EXERCISE TEXT:

The Kayan people were the first group that inhabited the Song District. At that time, the Kayans were a nomadic people. At the same time, the Iban people migrated from the present day Kalimantan, Indonesia and settled near the banks of the Katibas River (located in the Song District) to find land for farming. Conflict between the Kayan and the Iban people soon grew into a war and the Iban people won. Accepting defeat, the Kayan people then migrated to the Belaga District.

The Malays and the Chinese first arrived in the Song District in the 1800s. They built wooden shophouses with nipah roofs along the river banks and opened floating shops on the river. Initially, the barter system was used, but when Song was acquired by the Kingdom of Sarawak, a monetary system was introduced. The first three Malays to arrive in Song were Mr Haji Tahir, Haji Omar, and Haji Dollah. In 1870, the Brooke government built a fort at Nanga Song (mouth of the Song River). The fort also functioned as Song's first administrative centre and was intended to inhibit Iban uprisings at the Katibas River. The Iban people opposed the introduction of the assessment tax by the Brooke government. Such uprisings lasted until the 1900s. In 1873, Sibu Division was established. Kapit and Song sub-district were included in the division at that time. In 1937, there were 10 Malay houses in Song. The Malay traders at Song were known as Abang (meaning "nobleman"). In the 1820s, they traded with the Ibans in Song in exchange for jungle produce. One of the well-known traders was Haji Ahmed bin Haji Omar. The Malays would sell the jungle produce in Sibau town (present-day Sibu) for a profit. Ships would anchor in Sibu to carry the jungle produce back to their respective destinations for sale. In exchange, these ships brought daily necessities such as salt, sugar, salted fish, plates, bowls, pottery and clothes to trade with the natives. Meanwhile, the Iban people worked as farmers, rubber tappers and jungle produce collectors. The Ibans then sold their products at the Song bazaar in exchange for daily necessities.

DATA RECORDS:
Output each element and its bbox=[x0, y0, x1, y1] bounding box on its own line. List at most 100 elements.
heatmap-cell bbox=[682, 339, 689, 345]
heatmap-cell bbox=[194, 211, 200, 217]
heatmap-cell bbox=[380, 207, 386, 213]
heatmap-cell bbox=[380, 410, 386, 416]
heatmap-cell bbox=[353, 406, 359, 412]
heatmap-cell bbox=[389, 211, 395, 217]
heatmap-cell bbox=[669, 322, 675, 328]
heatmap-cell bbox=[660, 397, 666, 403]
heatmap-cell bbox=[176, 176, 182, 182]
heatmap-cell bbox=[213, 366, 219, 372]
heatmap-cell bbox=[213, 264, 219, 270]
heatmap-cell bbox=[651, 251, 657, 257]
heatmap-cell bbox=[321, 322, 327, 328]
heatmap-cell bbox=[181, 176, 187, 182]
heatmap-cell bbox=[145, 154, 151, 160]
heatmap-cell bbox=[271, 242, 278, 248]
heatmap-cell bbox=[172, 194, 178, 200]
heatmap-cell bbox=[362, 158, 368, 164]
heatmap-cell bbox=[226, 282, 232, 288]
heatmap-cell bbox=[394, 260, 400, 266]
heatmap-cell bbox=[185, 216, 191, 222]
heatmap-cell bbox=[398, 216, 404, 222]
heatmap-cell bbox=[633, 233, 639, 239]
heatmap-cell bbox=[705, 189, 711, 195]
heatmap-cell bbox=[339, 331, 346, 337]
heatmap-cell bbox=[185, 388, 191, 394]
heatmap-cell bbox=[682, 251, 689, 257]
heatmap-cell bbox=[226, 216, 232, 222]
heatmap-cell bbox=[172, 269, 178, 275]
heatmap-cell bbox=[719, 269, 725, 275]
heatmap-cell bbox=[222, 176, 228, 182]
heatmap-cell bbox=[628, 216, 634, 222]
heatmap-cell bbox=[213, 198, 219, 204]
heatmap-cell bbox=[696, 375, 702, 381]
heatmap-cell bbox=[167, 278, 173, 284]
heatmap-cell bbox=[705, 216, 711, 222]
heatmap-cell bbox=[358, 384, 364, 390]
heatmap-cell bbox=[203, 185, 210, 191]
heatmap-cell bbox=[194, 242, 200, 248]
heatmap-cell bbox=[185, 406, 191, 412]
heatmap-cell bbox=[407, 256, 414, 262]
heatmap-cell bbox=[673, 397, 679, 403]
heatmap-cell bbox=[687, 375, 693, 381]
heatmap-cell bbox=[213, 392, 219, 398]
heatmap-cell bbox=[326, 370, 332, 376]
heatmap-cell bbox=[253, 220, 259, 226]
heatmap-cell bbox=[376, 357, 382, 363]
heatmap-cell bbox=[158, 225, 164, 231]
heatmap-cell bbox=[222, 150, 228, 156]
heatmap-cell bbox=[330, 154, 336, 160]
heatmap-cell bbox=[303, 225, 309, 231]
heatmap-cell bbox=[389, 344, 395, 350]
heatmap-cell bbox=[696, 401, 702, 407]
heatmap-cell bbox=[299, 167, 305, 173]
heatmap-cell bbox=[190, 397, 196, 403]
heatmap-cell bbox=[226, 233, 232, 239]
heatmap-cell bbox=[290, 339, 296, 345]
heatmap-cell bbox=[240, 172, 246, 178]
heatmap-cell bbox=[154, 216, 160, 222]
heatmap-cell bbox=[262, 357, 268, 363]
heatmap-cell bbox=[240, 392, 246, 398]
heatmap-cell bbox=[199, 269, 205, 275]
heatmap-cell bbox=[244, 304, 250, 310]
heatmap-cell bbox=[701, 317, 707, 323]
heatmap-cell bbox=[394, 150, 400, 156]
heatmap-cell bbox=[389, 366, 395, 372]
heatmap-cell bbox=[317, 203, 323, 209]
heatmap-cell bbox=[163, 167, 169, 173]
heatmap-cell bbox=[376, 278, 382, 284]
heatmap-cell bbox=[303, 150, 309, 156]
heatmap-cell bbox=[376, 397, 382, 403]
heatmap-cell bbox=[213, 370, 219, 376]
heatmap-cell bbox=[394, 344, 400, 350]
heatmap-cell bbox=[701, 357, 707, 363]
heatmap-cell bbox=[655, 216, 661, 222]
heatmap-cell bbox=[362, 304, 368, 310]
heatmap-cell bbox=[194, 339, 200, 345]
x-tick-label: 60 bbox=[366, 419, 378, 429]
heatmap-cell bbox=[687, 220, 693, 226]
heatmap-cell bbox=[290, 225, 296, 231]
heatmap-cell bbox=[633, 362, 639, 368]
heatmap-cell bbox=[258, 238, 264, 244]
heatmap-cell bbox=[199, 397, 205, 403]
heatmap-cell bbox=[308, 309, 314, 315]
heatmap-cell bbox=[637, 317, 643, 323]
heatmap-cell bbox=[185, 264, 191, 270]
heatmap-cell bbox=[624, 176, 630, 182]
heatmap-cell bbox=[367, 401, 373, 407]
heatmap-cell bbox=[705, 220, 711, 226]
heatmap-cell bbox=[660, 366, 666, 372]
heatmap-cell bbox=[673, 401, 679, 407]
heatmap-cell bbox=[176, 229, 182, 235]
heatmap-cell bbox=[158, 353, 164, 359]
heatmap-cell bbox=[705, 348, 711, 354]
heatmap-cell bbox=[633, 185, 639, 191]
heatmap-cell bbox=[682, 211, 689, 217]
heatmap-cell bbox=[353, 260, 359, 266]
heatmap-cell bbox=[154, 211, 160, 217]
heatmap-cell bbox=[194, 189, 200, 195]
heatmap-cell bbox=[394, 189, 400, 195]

WORK INSTRUCTIONS:
a: Reproduce the stretch of the Song District text from "The Kayan people were" through "the Belaga District.".
b: According to the Song District text, in what year did the Brooke government build a fort at Nanga Song?
Answer from the Song District text only, not from the entries.

COMPLETED EXERCISE:
a:
The Kayan people were the first group that inhabited the Song District. At that time, the Kayans were a nomadic people. At the same time, the Iban people migrated from the present day Kalimantan, Indonesia and settled near the banks of the Katibas River (located in the Song District) to find land for farming. Conflict between the Kayan and the Iban people soon grew into a war and the Iban people won. Accepting defeat, the Kayan people then migrated to the Belaga District.

b: 1870